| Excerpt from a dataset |
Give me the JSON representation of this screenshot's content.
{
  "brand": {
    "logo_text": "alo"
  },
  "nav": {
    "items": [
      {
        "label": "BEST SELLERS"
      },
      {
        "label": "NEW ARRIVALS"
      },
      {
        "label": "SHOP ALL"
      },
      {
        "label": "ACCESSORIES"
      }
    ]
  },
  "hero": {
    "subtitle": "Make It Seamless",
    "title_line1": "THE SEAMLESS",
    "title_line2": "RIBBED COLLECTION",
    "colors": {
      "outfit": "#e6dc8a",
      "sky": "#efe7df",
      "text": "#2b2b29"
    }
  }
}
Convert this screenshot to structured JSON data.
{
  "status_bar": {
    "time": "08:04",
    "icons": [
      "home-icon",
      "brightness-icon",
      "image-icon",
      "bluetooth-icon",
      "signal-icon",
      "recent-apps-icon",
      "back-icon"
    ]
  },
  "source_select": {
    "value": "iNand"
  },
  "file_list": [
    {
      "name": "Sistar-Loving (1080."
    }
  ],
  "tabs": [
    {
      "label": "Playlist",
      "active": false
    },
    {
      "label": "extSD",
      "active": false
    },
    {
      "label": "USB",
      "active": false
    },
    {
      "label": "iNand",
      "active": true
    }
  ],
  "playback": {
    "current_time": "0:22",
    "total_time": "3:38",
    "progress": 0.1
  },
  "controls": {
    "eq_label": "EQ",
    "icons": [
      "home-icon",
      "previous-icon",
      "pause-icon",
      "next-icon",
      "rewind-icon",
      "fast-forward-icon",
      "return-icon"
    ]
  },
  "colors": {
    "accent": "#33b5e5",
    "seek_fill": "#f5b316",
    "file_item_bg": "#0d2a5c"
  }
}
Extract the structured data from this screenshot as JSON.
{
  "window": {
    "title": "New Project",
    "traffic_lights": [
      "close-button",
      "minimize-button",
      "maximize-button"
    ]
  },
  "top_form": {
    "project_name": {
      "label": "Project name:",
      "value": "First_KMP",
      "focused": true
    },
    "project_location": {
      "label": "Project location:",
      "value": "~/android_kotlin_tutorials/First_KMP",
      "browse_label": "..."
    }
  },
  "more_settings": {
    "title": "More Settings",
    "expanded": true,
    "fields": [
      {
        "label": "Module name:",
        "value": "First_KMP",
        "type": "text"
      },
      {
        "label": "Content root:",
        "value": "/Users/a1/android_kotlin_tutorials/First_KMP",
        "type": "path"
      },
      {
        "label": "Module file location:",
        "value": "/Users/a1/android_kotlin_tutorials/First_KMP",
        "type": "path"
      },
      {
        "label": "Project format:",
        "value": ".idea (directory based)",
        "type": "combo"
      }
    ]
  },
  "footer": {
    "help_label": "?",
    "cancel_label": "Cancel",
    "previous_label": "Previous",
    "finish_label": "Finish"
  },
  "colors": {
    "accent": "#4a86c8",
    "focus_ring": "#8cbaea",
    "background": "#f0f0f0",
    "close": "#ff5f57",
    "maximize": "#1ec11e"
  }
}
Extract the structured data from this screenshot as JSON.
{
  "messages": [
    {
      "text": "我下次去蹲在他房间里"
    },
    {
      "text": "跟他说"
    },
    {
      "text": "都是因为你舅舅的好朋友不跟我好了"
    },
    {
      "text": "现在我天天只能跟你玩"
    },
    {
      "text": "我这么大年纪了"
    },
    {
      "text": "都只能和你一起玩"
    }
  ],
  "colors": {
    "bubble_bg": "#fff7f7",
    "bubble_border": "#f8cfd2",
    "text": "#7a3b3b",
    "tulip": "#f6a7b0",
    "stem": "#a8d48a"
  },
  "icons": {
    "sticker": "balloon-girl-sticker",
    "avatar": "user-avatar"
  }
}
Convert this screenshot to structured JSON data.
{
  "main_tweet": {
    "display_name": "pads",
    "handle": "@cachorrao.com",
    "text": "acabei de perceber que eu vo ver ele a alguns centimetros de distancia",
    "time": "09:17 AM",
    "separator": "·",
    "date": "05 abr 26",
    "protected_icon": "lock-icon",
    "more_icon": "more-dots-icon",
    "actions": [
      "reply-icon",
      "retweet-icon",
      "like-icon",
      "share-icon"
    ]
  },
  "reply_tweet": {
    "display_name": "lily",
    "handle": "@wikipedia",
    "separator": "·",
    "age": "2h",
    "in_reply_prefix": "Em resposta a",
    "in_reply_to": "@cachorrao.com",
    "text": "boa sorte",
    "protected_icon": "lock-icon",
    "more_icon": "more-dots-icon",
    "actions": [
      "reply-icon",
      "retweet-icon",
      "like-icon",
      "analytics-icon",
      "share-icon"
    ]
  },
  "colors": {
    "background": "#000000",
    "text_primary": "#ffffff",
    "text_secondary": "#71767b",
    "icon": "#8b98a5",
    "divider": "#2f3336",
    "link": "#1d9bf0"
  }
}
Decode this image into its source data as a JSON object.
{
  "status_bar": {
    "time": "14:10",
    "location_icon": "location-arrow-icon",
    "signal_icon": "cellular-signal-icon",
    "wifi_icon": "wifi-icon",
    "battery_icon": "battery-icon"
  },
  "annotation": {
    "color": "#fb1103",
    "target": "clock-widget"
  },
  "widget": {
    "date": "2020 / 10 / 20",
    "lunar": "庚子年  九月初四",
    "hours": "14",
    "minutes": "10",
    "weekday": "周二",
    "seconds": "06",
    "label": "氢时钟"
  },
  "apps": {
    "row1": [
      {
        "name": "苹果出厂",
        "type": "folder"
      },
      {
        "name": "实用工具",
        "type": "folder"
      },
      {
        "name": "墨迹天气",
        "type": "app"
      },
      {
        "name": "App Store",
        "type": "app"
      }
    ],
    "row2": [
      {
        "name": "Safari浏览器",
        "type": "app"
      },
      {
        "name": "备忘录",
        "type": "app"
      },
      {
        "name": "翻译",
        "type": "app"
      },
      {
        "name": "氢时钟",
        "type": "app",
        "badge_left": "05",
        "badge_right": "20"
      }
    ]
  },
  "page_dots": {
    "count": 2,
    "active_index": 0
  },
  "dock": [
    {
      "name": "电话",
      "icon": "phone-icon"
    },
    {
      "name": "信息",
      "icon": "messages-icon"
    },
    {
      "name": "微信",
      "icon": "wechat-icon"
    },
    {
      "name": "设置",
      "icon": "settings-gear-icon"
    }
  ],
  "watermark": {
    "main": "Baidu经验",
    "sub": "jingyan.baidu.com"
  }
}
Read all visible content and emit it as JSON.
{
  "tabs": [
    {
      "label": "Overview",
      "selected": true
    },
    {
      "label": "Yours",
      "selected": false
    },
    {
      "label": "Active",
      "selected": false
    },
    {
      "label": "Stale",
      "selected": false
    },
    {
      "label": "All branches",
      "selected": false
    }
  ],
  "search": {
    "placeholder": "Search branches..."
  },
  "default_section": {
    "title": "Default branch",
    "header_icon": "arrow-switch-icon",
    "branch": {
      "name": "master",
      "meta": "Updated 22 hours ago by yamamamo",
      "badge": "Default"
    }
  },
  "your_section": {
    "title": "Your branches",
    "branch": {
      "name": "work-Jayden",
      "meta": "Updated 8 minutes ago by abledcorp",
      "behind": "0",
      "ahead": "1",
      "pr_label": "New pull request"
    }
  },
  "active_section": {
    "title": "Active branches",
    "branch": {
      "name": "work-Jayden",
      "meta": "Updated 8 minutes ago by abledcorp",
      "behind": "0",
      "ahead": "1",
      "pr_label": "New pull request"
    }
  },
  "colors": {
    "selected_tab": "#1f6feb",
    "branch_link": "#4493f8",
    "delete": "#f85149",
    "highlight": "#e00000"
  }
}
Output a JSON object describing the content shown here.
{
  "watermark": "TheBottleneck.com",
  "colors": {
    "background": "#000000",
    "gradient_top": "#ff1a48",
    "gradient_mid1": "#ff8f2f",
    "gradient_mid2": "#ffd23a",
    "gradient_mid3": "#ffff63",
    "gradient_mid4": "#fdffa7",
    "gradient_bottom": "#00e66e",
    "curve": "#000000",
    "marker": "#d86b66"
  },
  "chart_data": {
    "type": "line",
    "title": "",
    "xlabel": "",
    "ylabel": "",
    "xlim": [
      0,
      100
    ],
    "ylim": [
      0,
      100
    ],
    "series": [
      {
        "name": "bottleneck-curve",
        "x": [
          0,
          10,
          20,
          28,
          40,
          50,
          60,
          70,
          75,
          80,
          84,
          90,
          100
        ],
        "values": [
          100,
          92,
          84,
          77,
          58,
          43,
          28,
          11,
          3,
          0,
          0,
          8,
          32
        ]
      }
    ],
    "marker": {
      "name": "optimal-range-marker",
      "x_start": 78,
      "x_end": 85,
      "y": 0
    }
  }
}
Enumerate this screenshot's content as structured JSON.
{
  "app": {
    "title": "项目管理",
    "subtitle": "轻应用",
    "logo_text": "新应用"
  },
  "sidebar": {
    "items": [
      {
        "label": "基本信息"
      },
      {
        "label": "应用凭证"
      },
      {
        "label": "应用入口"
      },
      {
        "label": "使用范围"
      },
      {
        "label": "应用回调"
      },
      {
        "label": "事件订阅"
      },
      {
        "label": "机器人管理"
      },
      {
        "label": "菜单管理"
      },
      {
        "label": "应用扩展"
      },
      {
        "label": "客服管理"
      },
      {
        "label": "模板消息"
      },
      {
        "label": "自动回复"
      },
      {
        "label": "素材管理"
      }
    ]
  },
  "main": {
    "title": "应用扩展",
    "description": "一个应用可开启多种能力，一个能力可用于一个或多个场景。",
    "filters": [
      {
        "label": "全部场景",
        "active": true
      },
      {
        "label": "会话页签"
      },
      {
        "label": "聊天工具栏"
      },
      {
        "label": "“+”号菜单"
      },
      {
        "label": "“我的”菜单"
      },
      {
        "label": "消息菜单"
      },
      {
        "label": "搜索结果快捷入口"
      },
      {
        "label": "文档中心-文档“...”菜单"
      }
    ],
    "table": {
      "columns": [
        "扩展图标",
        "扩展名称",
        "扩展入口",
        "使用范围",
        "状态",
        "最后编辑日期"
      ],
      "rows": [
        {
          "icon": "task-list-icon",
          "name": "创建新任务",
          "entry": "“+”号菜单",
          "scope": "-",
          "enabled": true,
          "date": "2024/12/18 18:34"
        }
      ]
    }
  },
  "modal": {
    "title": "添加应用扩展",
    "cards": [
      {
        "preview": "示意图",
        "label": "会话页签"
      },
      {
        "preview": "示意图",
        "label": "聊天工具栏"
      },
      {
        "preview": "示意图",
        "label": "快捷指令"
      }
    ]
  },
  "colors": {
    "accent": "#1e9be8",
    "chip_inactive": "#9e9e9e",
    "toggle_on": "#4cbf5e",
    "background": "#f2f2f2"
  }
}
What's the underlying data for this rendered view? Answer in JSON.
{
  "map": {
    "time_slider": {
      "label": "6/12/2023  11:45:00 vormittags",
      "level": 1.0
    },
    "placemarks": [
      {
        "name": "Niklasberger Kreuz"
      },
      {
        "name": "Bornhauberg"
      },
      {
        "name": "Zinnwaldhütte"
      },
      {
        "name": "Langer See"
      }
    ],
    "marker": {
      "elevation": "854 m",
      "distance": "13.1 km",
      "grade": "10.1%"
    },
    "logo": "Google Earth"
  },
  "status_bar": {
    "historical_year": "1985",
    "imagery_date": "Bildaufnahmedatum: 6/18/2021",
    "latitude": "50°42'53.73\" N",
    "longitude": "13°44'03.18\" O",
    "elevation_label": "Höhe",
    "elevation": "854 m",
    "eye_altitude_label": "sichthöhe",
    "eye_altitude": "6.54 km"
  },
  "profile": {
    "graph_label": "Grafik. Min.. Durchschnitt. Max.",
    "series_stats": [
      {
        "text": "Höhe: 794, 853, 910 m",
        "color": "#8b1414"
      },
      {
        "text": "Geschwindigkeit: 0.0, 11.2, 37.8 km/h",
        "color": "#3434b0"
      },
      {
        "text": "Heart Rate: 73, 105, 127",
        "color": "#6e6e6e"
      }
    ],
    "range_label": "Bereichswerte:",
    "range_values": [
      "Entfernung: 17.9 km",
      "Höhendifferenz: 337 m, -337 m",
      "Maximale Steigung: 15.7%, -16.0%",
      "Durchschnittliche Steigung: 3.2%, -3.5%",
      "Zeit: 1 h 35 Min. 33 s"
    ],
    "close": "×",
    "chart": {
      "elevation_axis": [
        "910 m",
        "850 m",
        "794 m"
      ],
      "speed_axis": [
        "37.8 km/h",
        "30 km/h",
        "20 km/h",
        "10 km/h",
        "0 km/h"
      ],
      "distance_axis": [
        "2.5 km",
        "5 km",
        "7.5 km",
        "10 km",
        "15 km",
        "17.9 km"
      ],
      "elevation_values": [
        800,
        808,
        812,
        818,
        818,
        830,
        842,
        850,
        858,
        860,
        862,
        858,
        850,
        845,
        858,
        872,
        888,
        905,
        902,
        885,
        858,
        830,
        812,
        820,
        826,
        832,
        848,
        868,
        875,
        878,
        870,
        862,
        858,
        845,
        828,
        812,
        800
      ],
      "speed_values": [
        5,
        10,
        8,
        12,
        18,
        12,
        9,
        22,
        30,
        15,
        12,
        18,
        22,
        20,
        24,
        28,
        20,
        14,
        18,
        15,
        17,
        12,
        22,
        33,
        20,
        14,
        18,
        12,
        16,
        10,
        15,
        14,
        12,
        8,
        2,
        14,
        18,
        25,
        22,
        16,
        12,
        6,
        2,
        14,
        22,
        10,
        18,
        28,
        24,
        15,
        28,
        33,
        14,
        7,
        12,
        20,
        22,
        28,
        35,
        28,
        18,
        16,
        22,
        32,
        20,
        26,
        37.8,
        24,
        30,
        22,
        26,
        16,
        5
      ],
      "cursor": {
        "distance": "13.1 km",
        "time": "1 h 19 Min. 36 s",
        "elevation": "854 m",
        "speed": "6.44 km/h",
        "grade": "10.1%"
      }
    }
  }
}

| Given task |
Find the lines above that include the string "button" and copy them.

| Response below |
      "close-button",
      "minimize-button",
      "maximize-button"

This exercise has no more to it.